# RECORDS FOR THIS TASK
◇ ◇ ◇

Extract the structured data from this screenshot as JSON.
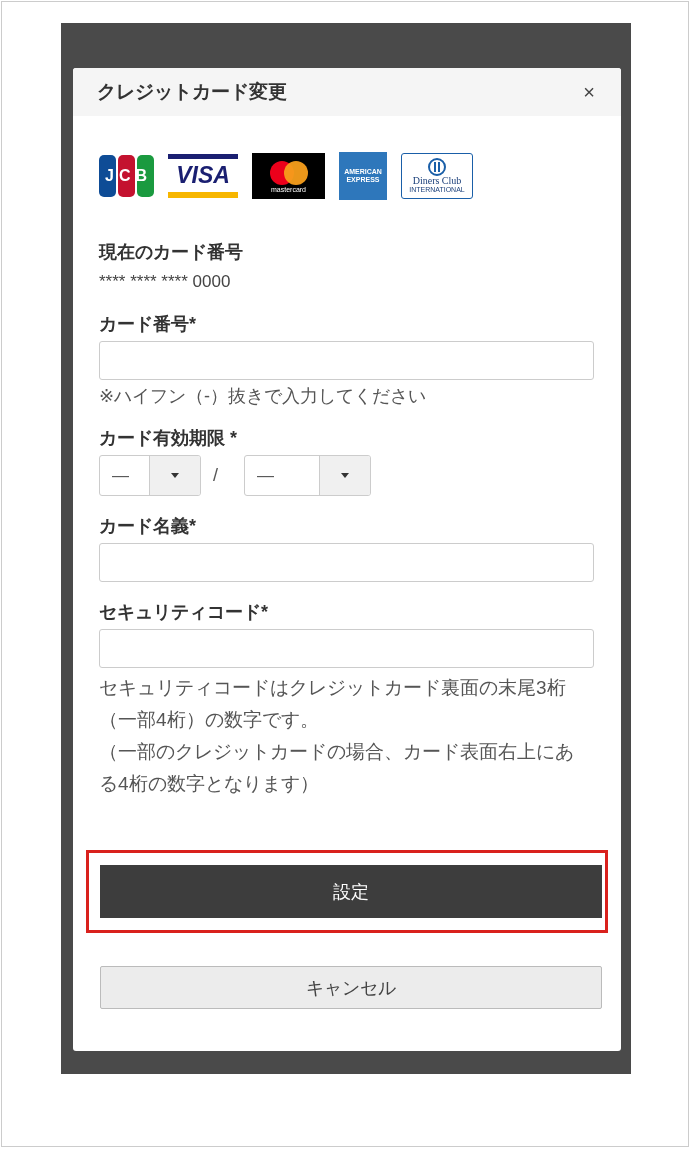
{
  "dialog": {
    "title": "クレジットカード変更",
    "close": "×"
  },
  "card_logos": [
    {
      "kind": "jcb",
      "label": "JCB"
    },
    {
      "kind": "visa",
      "label": "VISA"
    },
    {
      "kind": "mastercard",
      "label": "mastercard"
    },
    {
      "kind": "amex",
      "label": "AMERICAN EXPRESS"
    },
    {
      "kind": "diners",
      "label": "Diners Club",
      "sublabel": "INTERNATIONAL"
    }
  ],
  "current_card": {
    "label": "現在のカード番号",
    "value": "**** **** **** 0000"
  },
  "card_number": {
    "label": "カード番号*",
    "hint": "※ハイフン（-）抜きで入力してください"
  },
  "expiry": {
    "label": "カード有効期限 *",
    "month": "―",
    "separator": "/",
    "year": "―"
  },
  "card_name": {
    "label": "カード名義*"
  },
  "security_code": {
    "label": "セキュリティコード*",
    "notes": [
      "セキュリティコードはクレジットカード裏面の末尾3桁（一部4桁）の数字です。",
      "（一部のクレジットカードの場合、カード表面右上にある4桁の数字となります）"
    ]
  },
  "buttons": [
    {
      "kind": "primary",
      "label": "設定",
      "highlighted": true
    },
    {
      "kind": "secondary",
      "label": "キャンセル",
      "highlighted": false
    }
  ]
}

◇ ◇ ◇

# PROBLEM
Omit the images and transcribe all of the records above word for word.

# SOLVED PROBLEM
Extract the structured data from this screenshot as JSON.
{
  "dialog": {
    "title": "クレジットカード変更",
    "close": "×"
  },
  "card_logos": [
    {
      "kind": "jcb",
      "label": "JCB"
    },
    {
      "kind": "visa",
      "label": "VISA"
    },
    {
      "kind": "mastercard",
      "label": "mastercard"
    },
    {
      "kind": "amex",
      "label": "AMERICAN EXPRESS"
    },
    {
      "kind": "diners",
      "label": "Diners Club",
      "sublabel": "INTERNATIONAL"
    }
  ],
  "current_card": {
    "label": "現在のカード番号",
    "value": "**** **** **** 0000"
  },
  "card_number": {
    "label": "カード番号*",
    "hint": "※ハイフン（-）抜きで入力してください"
  },
  "expiry": {
    "label": "カード有効期限 *",
    "month": "―",
    "separator": "/",
    "year": "―"
  },
  "card_name": {
    "label": "カード名義*"
  },
  "security_code": {
    "label": "セキュリティコード*",
    "notes": [
      "セキュリティコードはクレジットカード裏面の末尾3桁（一部4桁）の数字です。",
      "（一部のクレジットカードの場合、カード表面右上にある4桁の数字となります）"
    ]
  },
  "buttons": [
    {
      "kind": "primary",
      "label": "設定",
      "highlighted": true
    },
    {
      "kind": "secondary",
      "label": "キャンセル",
      "highlighted": false
    }
  ]
}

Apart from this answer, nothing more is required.